= Prompt =
Output the entries verbatim, including every line.
#### Entries supplied ####
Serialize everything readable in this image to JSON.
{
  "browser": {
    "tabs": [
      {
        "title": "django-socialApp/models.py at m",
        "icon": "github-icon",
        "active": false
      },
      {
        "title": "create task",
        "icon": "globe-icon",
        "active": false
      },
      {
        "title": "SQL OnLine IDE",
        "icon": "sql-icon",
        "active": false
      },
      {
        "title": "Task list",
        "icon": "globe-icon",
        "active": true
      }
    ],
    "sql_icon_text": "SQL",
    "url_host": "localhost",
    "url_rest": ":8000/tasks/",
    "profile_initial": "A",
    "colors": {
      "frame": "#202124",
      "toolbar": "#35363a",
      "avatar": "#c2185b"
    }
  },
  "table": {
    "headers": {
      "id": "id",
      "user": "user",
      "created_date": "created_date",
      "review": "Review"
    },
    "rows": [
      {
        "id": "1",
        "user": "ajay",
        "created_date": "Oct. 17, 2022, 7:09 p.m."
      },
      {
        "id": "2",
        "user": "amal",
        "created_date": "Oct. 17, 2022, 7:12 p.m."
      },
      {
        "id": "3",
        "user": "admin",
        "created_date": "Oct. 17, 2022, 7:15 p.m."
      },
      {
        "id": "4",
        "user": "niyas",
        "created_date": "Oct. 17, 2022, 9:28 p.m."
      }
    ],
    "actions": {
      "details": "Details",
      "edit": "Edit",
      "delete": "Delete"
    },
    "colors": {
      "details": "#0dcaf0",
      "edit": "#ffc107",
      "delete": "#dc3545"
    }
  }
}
####
= Response =
Serialize everything readable in this image to JSON.
{
  "browser": {
    "tabs": [
      {
        "title": "django-socialApp/models.py at m",
        "icon": "github-icon",
        "active": false
      },
      {
        "title": "create task",
        "icon": "globe-icon",
        "active": false
      },
      {
        "title": "SQL OnLine IDE",
        "icon": "sql-icon",
        "active": false
      },
      {
        "title": "Task list",
        "icon": "globe-icon",
        "active": true
      }
    ],
    "sql_icon_text": "SQL",
    "url_host": "localhost",
    "url_rest": ":8000/tasks/",
    "profile_initial": "A",
    "colors": {
      "frame": "#202124",
      "toolbar": "#35363a",
      "avatar": "#c2185b"
    }
  },
  "table": {
    "headers": {
      "id": "id",
      "user": "user",
      "created_date": "created_date",
      "review": "Review"
    },
    "rows": [
      {
        "id": "1",
        "user": "ajay",
        "created_date": "Oct. 17, 2022, 7:09 p.m."
      },
      {
        "id": "2",
        "user": "amal",
        "created_date": "Oct. 17, 2022, 7:12 p.m."
      },
      {
        "id": "3",
        "user": "admin",
        "created_date": "Oct. 17, 2022, 7:15 p.m."
      },
      {
        "id": "4",
        "user": "niyas",
        "created_date": "Oct. 17, 2022, 9:28 p.m."
      }
    ],
    "actions": {
      "details": "Details",
      "edit": "Edit",
      "delete": "Delete"
    },
    "colors": {
      "details": "#0dcaf0",
      "edit": "#ffc107",
      "delete": "#dc3545"
    }
  }
}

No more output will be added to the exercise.